⟨
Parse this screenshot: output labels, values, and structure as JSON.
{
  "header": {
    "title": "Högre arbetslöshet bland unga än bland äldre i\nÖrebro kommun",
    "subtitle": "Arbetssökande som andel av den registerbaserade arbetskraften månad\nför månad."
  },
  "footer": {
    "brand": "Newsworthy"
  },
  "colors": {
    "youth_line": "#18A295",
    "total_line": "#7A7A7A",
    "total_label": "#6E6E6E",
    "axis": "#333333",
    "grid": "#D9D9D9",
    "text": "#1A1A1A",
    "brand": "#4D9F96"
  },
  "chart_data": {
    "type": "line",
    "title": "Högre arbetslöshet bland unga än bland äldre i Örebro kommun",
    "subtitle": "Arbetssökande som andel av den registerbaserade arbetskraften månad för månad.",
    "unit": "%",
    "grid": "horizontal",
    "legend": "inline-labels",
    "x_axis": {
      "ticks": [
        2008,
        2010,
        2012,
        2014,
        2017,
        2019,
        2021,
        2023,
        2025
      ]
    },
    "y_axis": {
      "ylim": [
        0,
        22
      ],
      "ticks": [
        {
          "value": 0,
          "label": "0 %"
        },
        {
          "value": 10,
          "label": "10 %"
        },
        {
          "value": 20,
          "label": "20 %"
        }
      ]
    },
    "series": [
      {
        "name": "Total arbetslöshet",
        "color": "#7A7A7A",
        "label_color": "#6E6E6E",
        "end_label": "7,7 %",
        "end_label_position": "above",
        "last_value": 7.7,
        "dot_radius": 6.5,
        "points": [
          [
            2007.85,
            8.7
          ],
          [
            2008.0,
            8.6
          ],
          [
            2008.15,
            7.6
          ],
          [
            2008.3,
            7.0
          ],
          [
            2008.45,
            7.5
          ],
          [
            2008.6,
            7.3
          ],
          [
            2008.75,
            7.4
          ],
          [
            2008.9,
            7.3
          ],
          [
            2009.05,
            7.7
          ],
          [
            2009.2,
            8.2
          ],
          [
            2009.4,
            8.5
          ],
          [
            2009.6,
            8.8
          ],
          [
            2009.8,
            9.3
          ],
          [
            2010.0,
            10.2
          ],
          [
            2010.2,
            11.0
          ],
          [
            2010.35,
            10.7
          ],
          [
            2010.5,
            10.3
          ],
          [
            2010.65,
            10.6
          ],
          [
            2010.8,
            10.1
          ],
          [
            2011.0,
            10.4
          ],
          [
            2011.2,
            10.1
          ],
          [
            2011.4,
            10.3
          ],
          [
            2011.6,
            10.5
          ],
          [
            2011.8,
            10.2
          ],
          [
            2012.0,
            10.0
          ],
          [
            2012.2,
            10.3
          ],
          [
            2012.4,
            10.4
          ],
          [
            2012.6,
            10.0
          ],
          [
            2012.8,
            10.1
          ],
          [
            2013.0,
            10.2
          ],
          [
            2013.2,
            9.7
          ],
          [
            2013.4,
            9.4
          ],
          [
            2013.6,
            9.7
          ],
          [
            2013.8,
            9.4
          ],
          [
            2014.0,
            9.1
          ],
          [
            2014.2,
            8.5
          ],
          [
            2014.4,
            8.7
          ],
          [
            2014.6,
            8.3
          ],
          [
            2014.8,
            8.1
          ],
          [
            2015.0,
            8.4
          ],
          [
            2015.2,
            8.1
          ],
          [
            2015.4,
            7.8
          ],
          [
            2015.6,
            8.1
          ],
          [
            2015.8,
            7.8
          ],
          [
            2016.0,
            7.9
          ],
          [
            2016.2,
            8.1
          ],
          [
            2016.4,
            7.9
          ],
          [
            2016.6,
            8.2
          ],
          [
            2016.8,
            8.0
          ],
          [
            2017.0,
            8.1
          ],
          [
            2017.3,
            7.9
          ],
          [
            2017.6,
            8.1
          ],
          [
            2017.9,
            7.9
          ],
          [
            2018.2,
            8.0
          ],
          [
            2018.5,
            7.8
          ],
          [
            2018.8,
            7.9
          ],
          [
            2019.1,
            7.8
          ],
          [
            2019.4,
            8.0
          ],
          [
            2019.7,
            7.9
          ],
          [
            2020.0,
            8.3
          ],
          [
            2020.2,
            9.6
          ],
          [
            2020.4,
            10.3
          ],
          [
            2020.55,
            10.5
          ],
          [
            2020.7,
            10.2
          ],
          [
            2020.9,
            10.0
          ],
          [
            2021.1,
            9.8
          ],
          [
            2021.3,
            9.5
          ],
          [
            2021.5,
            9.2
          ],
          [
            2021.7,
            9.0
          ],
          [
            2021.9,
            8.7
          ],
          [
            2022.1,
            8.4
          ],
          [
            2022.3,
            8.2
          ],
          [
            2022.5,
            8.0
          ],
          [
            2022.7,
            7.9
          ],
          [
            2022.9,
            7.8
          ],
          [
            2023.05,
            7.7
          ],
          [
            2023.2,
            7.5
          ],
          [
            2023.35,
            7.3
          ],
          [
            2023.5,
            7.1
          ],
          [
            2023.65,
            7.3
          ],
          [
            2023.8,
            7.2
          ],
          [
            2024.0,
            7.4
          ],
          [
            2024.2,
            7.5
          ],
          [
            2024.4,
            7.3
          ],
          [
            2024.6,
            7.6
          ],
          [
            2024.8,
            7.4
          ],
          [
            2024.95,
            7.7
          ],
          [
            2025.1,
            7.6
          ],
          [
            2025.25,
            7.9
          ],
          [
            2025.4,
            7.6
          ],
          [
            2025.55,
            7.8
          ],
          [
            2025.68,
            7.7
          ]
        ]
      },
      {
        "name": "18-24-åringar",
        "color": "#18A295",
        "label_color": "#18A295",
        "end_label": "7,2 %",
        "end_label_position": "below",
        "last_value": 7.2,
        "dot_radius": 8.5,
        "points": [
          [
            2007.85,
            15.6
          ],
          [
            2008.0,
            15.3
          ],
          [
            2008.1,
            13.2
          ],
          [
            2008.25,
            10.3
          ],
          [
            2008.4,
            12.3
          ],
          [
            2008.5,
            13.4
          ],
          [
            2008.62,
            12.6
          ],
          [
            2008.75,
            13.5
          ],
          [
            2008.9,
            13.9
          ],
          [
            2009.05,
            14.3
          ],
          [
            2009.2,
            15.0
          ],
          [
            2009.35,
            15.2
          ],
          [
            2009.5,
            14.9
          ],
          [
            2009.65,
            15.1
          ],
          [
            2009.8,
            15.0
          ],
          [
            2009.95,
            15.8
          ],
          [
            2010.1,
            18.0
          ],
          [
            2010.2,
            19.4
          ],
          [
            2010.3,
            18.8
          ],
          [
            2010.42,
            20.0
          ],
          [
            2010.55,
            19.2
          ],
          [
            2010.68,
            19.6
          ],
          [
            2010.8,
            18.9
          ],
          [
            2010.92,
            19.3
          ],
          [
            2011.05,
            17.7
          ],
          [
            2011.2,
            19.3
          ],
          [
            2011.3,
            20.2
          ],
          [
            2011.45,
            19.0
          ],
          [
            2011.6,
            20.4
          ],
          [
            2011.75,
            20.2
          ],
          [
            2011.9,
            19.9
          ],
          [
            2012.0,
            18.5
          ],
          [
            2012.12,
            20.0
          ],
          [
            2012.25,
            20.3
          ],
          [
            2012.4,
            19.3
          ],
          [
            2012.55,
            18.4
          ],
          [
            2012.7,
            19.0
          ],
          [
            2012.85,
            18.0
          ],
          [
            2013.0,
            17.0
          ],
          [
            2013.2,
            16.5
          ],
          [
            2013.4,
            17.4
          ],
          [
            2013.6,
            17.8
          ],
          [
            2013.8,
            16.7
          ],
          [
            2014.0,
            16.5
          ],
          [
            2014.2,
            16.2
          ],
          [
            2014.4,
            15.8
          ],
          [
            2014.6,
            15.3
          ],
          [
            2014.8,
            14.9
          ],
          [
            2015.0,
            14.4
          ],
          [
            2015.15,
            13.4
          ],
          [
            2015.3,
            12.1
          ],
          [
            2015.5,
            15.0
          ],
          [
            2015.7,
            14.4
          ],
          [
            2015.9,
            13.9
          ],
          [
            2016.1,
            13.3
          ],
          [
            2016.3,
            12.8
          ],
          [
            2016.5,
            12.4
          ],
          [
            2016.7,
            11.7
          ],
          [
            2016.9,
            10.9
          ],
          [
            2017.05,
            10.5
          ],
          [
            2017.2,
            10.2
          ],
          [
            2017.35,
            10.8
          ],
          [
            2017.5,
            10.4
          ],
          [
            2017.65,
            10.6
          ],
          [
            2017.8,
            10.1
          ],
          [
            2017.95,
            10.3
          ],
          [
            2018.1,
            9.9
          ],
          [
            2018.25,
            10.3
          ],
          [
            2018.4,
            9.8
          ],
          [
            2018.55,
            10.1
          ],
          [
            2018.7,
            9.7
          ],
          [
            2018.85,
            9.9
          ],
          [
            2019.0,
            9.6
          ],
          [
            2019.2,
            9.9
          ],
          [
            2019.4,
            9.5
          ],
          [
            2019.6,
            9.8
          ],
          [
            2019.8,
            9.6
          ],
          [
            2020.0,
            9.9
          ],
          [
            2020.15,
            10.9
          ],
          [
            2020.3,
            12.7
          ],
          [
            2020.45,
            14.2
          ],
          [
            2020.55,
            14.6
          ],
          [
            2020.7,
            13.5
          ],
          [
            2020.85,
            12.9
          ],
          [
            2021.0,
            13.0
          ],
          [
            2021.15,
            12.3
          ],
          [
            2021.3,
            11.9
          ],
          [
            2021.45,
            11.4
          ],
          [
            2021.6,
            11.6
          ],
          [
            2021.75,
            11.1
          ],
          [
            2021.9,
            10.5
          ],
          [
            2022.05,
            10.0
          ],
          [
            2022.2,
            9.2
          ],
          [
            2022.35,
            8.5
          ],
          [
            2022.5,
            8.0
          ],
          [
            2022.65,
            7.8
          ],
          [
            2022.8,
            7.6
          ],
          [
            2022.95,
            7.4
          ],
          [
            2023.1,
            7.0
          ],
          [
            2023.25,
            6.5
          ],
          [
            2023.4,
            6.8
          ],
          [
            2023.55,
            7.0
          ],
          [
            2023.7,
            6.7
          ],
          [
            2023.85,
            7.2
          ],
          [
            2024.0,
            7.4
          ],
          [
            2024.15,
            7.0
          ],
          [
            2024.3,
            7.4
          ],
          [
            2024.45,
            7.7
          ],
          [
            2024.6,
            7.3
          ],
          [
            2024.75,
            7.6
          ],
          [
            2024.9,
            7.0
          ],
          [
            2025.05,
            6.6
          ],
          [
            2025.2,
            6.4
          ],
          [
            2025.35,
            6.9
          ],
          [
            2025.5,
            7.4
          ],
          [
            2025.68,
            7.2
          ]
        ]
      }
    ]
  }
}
⟩
= EXERCISE REQUIREMENTS =
Your answer should be one number: how many lines in the material above contain the string "kommun".

= THE SOLUTION =
2